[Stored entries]
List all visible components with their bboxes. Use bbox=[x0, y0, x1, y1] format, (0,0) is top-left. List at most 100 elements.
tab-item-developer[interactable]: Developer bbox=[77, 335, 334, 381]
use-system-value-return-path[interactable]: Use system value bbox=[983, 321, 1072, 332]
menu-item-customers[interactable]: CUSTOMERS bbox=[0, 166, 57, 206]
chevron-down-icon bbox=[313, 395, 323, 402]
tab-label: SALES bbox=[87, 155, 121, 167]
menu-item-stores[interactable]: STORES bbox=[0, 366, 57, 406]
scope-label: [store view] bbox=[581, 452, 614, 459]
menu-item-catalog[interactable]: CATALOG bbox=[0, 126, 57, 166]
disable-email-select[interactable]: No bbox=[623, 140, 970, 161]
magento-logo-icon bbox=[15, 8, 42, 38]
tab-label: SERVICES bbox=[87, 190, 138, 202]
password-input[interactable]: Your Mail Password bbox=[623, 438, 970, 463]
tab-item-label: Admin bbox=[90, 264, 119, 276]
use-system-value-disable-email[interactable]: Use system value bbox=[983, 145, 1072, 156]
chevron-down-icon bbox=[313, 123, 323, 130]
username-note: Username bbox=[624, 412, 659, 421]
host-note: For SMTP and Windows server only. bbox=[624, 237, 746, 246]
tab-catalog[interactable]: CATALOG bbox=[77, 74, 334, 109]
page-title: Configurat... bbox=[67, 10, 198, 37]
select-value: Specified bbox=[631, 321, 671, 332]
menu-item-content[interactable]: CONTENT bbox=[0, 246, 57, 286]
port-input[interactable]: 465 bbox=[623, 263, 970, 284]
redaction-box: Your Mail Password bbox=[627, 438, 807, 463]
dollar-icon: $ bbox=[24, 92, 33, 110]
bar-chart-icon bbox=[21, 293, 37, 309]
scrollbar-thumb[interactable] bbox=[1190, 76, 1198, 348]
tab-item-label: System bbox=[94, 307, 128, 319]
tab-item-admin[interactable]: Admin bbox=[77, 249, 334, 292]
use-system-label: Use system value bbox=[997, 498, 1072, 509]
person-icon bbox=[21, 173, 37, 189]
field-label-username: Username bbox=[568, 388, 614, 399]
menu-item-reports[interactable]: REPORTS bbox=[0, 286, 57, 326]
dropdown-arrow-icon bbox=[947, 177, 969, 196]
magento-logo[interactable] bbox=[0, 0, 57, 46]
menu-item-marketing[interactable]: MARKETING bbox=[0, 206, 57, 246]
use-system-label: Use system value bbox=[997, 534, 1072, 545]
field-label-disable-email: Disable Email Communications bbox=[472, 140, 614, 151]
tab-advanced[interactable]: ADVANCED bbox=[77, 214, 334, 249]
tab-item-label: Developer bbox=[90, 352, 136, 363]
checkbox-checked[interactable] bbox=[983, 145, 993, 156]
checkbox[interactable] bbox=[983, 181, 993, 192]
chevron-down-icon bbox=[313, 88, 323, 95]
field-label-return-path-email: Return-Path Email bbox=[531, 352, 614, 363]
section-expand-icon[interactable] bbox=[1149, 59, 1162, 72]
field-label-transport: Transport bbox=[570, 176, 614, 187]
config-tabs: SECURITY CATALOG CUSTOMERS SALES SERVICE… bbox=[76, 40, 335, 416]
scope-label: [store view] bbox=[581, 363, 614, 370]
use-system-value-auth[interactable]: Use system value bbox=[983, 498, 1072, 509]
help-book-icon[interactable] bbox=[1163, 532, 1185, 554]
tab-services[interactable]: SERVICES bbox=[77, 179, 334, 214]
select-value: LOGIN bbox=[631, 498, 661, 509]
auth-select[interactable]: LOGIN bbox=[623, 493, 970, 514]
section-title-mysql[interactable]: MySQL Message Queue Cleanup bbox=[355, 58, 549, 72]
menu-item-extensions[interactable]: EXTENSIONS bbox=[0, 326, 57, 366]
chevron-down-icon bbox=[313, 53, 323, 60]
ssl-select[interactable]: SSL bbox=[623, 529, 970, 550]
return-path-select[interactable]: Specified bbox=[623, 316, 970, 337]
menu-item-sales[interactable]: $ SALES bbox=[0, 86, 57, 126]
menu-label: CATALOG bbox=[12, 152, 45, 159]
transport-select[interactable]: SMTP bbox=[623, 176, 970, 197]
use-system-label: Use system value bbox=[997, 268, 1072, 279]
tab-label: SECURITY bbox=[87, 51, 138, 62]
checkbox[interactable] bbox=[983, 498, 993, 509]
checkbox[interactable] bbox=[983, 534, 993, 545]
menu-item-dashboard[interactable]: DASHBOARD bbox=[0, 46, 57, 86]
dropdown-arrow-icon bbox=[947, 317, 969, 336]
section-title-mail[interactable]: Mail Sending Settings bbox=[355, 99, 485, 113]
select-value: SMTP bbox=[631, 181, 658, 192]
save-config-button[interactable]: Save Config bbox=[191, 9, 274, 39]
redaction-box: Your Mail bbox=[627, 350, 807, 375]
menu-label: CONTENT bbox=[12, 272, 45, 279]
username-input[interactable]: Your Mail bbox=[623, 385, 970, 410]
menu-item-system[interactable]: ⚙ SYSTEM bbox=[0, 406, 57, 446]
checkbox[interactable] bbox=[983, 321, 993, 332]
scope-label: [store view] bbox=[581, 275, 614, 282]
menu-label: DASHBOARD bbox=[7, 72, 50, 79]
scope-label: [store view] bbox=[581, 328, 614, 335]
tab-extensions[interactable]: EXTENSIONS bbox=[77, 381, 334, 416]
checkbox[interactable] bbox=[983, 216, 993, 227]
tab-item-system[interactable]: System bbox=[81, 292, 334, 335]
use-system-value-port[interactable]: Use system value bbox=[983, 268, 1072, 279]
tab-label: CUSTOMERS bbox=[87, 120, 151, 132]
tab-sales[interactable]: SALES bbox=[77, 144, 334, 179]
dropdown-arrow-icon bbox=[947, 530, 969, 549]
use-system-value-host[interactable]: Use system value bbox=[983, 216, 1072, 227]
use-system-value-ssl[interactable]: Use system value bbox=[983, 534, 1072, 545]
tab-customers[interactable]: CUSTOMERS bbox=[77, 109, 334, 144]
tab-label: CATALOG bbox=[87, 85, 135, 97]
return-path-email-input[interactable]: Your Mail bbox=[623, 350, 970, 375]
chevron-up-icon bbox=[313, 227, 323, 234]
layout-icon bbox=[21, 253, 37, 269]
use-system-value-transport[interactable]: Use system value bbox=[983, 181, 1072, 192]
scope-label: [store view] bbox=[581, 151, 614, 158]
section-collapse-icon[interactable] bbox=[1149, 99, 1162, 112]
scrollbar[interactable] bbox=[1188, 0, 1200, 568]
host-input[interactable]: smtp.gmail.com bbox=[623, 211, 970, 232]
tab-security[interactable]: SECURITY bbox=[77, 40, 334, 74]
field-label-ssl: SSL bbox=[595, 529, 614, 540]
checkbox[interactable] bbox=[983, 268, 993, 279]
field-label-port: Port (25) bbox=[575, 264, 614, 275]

---

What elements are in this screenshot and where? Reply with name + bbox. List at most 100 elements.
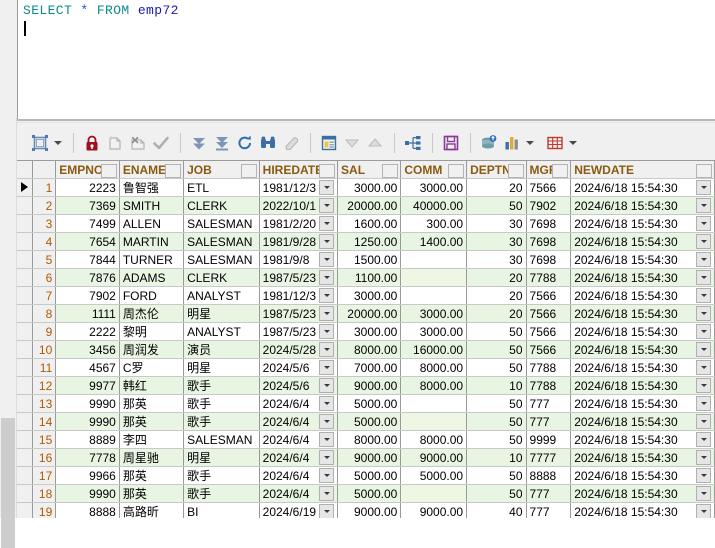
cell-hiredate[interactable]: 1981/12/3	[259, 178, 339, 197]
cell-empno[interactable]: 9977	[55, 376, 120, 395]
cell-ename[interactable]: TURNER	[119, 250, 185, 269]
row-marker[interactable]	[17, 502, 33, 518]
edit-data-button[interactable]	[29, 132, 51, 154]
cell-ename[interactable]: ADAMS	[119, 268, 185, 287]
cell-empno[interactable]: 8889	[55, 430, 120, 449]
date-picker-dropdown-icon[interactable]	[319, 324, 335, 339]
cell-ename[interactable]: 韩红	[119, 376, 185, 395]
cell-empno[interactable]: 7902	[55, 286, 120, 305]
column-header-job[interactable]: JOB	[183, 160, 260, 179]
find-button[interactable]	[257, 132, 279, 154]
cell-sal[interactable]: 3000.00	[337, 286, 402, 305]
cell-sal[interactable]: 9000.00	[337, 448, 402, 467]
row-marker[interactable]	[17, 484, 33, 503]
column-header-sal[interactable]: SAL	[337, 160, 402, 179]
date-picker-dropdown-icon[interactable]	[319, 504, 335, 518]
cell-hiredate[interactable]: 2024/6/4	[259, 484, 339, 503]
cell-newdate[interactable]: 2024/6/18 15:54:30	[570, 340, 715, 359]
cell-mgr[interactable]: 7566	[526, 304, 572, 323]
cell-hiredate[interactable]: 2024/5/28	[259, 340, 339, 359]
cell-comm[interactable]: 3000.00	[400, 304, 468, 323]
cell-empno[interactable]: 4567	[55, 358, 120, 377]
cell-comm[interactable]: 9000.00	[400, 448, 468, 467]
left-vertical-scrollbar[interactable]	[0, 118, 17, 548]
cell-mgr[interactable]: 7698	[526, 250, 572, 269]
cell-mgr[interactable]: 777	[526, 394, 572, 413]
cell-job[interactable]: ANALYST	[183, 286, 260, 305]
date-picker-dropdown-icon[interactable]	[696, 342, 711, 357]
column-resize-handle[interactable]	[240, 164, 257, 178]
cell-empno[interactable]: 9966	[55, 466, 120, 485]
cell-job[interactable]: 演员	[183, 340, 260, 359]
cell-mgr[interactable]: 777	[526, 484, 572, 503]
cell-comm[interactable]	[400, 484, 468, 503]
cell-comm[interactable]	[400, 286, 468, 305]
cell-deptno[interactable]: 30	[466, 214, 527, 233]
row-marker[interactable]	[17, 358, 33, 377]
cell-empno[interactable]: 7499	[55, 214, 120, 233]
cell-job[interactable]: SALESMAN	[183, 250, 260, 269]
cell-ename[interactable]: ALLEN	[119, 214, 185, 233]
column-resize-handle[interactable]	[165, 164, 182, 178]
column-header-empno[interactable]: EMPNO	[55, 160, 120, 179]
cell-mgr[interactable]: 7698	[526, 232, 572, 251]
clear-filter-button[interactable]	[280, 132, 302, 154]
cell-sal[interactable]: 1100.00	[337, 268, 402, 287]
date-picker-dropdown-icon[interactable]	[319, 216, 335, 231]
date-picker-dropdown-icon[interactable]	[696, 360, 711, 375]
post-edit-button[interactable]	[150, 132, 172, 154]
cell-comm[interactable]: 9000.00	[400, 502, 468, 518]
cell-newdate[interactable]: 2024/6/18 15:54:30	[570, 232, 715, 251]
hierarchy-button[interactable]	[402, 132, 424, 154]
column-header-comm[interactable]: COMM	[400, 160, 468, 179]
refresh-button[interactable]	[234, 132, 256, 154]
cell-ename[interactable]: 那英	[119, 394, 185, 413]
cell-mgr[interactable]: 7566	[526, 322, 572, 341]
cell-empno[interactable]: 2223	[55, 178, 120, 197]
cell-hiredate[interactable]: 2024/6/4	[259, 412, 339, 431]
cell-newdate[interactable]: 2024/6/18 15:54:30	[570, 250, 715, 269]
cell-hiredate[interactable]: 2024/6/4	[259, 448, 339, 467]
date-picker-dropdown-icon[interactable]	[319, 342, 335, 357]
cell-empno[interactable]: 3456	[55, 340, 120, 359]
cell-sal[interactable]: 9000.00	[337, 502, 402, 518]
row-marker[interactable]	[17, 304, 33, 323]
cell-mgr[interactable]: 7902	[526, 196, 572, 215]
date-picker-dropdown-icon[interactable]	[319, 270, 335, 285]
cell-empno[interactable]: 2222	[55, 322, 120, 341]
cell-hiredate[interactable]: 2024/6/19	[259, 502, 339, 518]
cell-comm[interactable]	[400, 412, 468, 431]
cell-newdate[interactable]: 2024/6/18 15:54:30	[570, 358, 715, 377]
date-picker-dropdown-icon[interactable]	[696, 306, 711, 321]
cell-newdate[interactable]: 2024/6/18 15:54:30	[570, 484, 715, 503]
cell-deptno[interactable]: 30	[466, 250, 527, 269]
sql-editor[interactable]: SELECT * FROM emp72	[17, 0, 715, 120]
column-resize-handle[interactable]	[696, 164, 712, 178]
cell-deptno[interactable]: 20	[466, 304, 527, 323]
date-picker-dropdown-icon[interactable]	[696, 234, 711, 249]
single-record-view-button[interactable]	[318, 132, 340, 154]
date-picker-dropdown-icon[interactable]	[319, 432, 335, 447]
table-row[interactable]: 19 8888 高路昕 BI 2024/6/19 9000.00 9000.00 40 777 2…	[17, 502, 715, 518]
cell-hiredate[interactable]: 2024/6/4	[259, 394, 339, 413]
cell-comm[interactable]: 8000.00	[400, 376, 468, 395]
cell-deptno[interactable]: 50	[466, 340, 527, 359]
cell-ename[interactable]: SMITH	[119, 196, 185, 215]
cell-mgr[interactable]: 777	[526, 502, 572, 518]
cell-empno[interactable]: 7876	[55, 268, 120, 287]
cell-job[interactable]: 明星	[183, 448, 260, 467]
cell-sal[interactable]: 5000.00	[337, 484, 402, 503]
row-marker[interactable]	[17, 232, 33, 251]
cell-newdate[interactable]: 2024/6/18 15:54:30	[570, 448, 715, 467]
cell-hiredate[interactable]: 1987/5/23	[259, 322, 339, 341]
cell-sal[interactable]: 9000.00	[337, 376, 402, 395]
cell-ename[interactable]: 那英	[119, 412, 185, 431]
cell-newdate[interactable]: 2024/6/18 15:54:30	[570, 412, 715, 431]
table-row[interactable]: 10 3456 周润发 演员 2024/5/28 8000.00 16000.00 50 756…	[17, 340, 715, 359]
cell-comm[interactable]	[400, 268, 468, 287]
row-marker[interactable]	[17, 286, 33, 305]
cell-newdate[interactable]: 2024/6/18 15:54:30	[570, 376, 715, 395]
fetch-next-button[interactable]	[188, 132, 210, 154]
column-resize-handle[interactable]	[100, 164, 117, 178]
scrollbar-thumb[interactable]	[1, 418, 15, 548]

=== THE REQUEST ===
Please update the lines from the one containing "178, 339, 197]" to the one containing "268, 185, 287]", with "TURNER" replaced by "MARTIN" and nothing else changed.

=== FINISHED EXERCISE ===
cell-hiredate[interactable]: 1981/12/3	[259, 178, 339, 197]
cell-empno[interactable]: 9977	[55, 376, 120, 395]
cell-ename[interactable]: MARTIN	[119, 250, 185, 269]
row-marker[interactable]	[17, 502, 33, 518]
edit-data-button[interactable]	[29, 132, 51, 154]
cell-ename[interactable]: ADAMS	[119, 268, 185, 287]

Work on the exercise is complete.